> _EXERCISE AIM_
Identify all lines in the data containing the string "this". Copy them out.

───── MATERIAL FOR THE TASK ─────

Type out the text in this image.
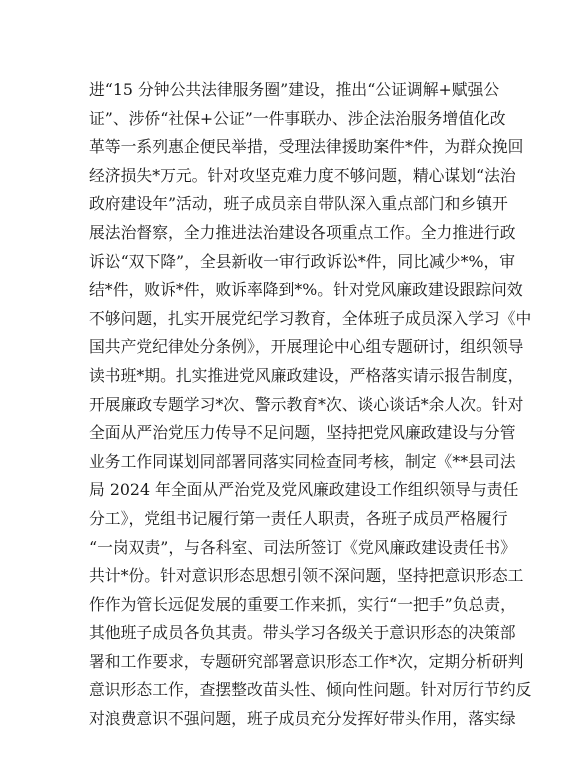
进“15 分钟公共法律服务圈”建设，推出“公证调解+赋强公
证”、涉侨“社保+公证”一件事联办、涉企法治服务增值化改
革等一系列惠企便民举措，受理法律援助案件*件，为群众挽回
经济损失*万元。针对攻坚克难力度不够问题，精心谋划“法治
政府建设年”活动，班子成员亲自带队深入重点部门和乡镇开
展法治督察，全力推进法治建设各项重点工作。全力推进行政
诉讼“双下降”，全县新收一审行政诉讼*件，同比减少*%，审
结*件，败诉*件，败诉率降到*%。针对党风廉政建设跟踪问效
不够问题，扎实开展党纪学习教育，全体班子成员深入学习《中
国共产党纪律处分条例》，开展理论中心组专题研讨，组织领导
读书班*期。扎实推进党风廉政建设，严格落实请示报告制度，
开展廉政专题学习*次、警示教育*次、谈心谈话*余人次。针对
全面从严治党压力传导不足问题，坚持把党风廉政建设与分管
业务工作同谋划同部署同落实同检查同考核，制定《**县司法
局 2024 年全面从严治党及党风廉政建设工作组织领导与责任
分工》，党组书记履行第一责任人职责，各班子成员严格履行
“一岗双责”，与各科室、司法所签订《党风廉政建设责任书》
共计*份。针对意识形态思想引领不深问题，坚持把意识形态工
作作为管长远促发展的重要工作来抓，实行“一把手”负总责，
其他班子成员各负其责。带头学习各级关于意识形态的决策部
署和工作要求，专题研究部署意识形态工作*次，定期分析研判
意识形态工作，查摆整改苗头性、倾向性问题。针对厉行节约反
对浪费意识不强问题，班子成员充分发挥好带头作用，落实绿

─────
───── MATERIAL FOR THE TASK ─────

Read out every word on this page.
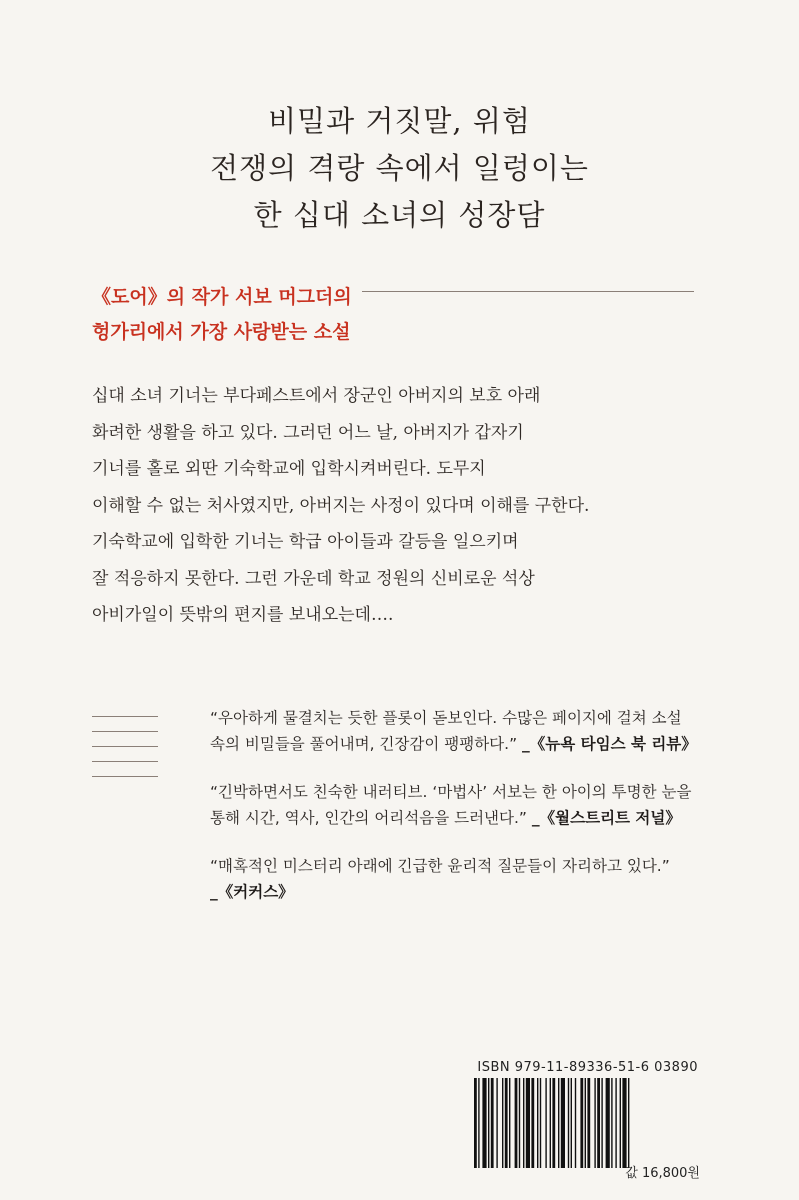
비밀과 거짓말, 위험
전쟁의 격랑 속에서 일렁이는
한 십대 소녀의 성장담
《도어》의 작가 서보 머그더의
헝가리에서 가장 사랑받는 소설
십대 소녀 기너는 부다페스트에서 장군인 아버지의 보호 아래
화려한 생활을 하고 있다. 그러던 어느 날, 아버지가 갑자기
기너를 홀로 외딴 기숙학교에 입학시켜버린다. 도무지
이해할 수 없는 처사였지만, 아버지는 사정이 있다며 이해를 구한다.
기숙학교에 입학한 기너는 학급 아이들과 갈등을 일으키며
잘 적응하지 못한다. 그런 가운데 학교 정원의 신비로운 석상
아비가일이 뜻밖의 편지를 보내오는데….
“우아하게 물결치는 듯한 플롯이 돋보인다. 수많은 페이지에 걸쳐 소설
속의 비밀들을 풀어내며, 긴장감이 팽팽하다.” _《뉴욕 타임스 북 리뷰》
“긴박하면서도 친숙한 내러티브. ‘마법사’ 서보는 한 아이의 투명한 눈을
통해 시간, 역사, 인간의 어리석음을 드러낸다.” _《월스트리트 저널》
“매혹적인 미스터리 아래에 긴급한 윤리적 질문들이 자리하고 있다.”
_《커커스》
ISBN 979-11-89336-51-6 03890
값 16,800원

─────

> _REPLY TO THE TASK_
Type out the text in this image.
Read out every word on this page.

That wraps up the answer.